- [DATASET]
====

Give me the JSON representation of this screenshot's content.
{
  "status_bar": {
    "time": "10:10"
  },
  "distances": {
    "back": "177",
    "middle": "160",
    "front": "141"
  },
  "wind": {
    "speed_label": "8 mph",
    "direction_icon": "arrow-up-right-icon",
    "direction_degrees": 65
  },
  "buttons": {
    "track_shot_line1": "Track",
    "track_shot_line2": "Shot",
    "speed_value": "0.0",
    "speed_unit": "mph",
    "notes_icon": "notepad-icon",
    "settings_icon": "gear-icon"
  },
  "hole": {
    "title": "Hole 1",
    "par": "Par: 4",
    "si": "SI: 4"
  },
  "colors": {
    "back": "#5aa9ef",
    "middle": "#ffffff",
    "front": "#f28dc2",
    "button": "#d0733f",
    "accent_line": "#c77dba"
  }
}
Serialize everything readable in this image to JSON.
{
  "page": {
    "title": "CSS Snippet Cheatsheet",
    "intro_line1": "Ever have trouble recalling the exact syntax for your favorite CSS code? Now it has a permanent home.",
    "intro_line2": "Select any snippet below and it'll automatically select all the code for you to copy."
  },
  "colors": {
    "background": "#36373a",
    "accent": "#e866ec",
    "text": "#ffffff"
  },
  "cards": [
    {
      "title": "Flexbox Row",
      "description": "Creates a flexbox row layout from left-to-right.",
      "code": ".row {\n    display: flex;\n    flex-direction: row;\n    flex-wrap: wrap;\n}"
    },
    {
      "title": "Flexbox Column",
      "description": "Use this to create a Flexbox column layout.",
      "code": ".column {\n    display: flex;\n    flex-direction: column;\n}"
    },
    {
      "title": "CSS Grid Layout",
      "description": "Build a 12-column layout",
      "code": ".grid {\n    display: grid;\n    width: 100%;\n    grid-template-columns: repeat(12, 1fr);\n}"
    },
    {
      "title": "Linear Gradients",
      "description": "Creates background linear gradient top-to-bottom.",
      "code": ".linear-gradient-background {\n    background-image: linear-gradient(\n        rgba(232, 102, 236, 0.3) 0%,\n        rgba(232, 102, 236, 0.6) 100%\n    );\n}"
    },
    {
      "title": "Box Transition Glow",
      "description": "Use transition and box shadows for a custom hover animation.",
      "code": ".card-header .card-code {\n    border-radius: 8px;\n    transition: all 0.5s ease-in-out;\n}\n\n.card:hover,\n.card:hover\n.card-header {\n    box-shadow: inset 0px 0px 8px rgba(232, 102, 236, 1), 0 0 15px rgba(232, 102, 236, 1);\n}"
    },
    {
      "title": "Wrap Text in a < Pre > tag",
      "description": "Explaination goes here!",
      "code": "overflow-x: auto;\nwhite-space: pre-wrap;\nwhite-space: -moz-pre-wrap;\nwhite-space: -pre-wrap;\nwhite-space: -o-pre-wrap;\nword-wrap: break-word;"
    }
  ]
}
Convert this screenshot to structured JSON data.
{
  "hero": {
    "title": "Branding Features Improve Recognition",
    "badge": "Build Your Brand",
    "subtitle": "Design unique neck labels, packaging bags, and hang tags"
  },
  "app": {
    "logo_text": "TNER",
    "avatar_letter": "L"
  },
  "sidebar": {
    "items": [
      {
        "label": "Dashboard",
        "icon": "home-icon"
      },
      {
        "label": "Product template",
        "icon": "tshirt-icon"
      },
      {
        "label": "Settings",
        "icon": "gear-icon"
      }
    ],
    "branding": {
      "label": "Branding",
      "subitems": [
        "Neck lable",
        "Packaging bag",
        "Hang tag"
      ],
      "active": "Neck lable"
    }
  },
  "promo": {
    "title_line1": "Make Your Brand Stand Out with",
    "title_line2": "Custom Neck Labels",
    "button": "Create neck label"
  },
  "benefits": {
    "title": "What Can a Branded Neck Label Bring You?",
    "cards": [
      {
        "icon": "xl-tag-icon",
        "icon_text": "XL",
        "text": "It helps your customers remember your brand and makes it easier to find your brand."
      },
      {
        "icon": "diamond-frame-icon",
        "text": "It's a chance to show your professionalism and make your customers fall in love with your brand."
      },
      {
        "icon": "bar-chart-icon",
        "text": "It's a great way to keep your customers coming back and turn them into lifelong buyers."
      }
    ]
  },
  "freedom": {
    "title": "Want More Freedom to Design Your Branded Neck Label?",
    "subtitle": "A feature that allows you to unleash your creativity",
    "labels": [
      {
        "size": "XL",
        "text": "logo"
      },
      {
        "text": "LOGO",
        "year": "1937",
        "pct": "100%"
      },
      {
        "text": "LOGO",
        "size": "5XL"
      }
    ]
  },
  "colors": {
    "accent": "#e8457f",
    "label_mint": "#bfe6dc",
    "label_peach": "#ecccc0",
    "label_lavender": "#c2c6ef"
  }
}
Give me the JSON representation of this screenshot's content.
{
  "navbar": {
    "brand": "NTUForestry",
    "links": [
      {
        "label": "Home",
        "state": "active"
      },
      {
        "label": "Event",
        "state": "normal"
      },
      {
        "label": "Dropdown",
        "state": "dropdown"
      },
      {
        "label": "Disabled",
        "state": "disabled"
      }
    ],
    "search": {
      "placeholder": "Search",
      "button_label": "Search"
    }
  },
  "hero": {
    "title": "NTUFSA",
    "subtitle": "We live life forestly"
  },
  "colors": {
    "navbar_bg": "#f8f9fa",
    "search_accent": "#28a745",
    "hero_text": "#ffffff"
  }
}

====

- [STATED EXERCISE]
Copy the data above exactly. Every line must be included.

- [ANSWER TO THE EXERCISE]
Give me the JSON representation of this screenshot's content.
{
  "status_bar": {
    "time": "10:10"
  },
  "distances": {
    "back": "177",
    "middle": "160",
    "front": "141"
  },
  "wind": {
    "speed_label": "8 mph",
    "direction_icon": "arrow-up-right-icon",
    "direction_degrees": 65
  },
  "buttons": {
    "track_shot_line1": "Track",
    "track_shot_line2": "Shot",
    "speed_value": "0.0",
    "speed_unit": "mph",
    "notes_icon": "notepad-icon",
    "settings_icon": "gear-icon"
  },
  "hole": {
    "title": "Hole 1",
    "par": "Par: 4",
    "si": "SI: 4"
  },
  "colors": {
    "back": "#5aa9ef",
    "middle": "#ffffff",
    "front": "#f28dc2",
    "button": "#d0733f",
    "accent_line": "#c77dba"
  }
}
Serialize everything readable in this image to JSON.
{
  "page": {
    "title": "CSS Snippet Cheatsheet",
    "intro_line1": "Ever have trouble recalling the exact syntax for your favorite CSS code? Now it has a permanent home.",
    "intro_line2": "Select any snippet below and it'll automatically select all the code for you to copy."
  },
  "colors": {
    "background": "#36373a",
    "accent": "#e866ec",
    "text": "#ffffff"
  },
  "cards": [
    {
      "title": "Flexbox Row",
      "description": "Creates a flexbox row layout from left-to-right.",
      "code": ".row {\n    display: flex;\n    flex-direction: row;\n    flex-wrap: wrap;\n}"
    },
    {
      "title": "Flexbox Column",
      "description": "Use this to create a Flexbox column layout.",
      "code": ".column {\n    display: flex;\n    flex-direction: column;\n}"
    },
    {
      "title": "CSS Grid Layout",
      "description": "Build a 12-column layout",
      "code": ".grid {\n    display: grid;\n    width: 100%;\n    grid-template-columns: repeat(12, 1fr);\n}"
    },
    {
      "title": "Linear Gradients",
      "description": "Creates background linear gradient top-to-bottom.",
      "code": ".linear-gradient-background {\n    background-image: linear-gradient(\n        rgba(232, 102, 236, 0.3) 0%,\n        rgba(232, 102, 236, 0.6) 100%\n    );\n}"
    },
    {
      "title": "Box Transition Glow",
      "description": "Use transition and box shadows for a custom hover animation.",
      "code": ".card-header .card-code {\n    border-radius: 8px;\n    transition: all 0.5s ease-in-out;\n}\n\n.card:hover,\n.card:hover\n.card-header {\n    box-shadow: inset 0px 0px 8px rgba(232, 102, 236, 1), 0 0 15px rgba(232, 102, 236, 1);\n}"
    },
    {
      "title": "Wrap Text in a < Pre > tag",
      "description": "Explaination goes here!",
      "code": "overflow-x: auto;\nwhite-space: pre-wrap;\nwhite-space: -moz-pre-wrap;\nwhite-space: -pre-wrap;\nwhite-space: -o-pre-wrap;\nword-wrap: break-word;"
    }
  ]
}
Convert this screenshot to structured JSON data.
{
  "hero": {
    "title": "Branding Features Improve Recognition",
    "badge": "Build Your Brand",
    "subtitle": "Design unique neck labels, packaging bags, and hang tags"
  },
  "app": {
    "logo_text": "TNER",
    "avatar_letter": "L"
  },
  "sidebar": {
    "items": [
      {
        "label": "Dashboard",
        "icon": "home-icon"
      },
      {
        "label": "Product template",
        "icon": "tshirt-icon"
      },
      {
        "label": "Settings",
        "icon": "gear-icon"
      }
    ],
    "branding": {
      "label": "Branding",
      "subitems": [
        "Neck lable",
        "Packaging bag",
        "Hang tag"
      ],
      "active": "Neck lable"
    }
  },
  "promo": {
    "title_line1": "Make Your Brand Stand Out with",
    "title_line2": "Custom Neck Labels",
    "button": "Create neck label"
  },
  "benefits": {
    "title": "What Can a Branded Neck Label Bring You?",
    "cards": [
      {
        "icon": "xl-tag-icon",
        "icon_text": "XL",
        "text": "It helps your customers remember your brand and makes it easier to find your brand."
      },
      {
        "icon": "diamond-frame-icon",
        "text": "It's a chance to show your professionalism and make your customers fall in love with your brand."
      },
      {
        "icon": "bar-chart-icon",
        "text": "It's a great way to keep your customers coming back and turn them into lifelong buyers."
      }
    ]
  },
  "freedom": {
    "title": "Want More Freedom to Design Your Branded Neck Label?",
    "subtitle": "A feature that allows you to unleash your creativity",
    "labels": [
      {
        "size": "XL",
        "text": "logo"
      },
      {
        "text": "LOGO",
        "year": "1937",
        "pct": "100%"
      },
      {
        "text": "LOGO",
        "size": "5XL"
      }
    ]
  },
  "colors": {
    "accent": "#e8457f",
    "label_mint": "#bfe6dc",
    "label_peach": "#ecccc0",
    "label_lavender": "#c2c6ef"
  }
}
Give me the JSON representation of this screenshot's content.
{
  "navbar": {
    "brand": "NTUForestry",
    "links": [
      {
        "label": "Home",
        "state": "active"
      },
      {
        "label": "Event",
        "state": "normal"
      },
      {
        "label": "Dropdown",
        "state": "dropdown"
      },
      {
        "label": "Disabled",
        "state": "disabled"
      }
    ],
    "search": {
      "placeholder": "Search",
      "button_label": "Search"
    }
  },
  "hero": {
    "title": "NTUFSA",
    "subtitle": "We live life forestly"
  },
  "colors": {
    "navbar_bg": "#f8f9fa",
    "search_accent": "#28a745",
    "hero_text": "#ffffff"
  }
}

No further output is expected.